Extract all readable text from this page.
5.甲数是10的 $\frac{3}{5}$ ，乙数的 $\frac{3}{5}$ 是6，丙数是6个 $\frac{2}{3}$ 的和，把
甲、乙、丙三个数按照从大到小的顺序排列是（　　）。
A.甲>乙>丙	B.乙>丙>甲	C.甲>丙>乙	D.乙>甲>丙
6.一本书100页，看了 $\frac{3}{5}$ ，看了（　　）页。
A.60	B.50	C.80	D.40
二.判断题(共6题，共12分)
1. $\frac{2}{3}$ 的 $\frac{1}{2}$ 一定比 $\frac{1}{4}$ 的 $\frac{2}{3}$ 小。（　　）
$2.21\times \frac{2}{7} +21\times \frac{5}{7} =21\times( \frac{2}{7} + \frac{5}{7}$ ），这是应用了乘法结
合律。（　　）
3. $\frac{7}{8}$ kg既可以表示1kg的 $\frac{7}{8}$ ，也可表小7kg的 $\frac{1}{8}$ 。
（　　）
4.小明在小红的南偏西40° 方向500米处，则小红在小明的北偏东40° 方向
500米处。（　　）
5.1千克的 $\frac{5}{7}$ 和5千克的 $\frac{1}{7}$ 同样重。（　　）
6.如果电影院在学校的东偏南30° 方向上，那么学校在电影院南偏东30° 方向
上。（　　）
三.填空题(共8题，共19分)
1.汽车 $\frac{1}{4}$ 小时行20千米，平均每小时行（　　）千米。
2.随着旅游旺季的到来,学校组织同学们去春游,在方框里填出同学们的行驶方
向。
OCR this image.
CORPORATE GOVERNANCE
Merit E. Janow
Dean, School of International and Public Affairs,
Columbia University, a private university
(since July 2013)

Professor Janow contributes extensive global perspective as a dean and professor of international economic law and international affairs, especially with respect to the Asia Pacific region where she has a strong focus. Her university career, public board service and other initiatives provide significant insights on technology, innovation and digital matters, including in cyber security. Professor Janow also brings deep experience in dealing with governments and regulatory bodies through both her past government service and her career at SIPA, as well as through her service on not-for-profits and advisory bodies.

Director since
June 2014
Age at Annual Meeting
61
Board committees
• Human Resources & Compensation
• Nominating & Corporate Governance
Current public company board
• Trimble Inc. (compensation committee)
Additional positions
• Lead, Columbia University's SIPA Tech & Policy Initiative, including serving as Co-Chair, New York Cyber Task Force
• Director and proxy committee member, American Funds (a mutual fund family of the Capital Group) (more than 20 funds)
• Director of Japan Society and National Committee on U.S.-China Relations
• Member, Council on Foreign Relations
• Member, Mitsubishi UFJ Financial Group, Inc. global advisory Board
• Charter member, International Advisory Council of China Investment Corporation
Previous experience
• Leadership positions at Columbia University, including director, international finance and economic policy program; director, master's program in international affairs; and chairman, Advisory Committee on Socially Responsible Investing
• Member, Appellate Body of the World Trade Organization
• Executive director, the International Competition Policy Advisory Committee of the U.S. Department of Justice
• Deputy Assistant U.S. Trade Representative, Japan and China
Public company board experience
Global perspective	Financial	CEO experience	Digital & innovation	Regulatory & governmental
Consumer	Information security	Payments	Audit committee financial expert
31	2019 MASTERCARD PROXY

Task requirements – Collect from the data above every line that includes "China".

Answer in full –
• Director of Japan Society and National Committee on U.S.-China Relations
• Charter member, International Advisory Council of China Investment Corporation
• Deputy Assistant U.S. Trade Representative, Japan and China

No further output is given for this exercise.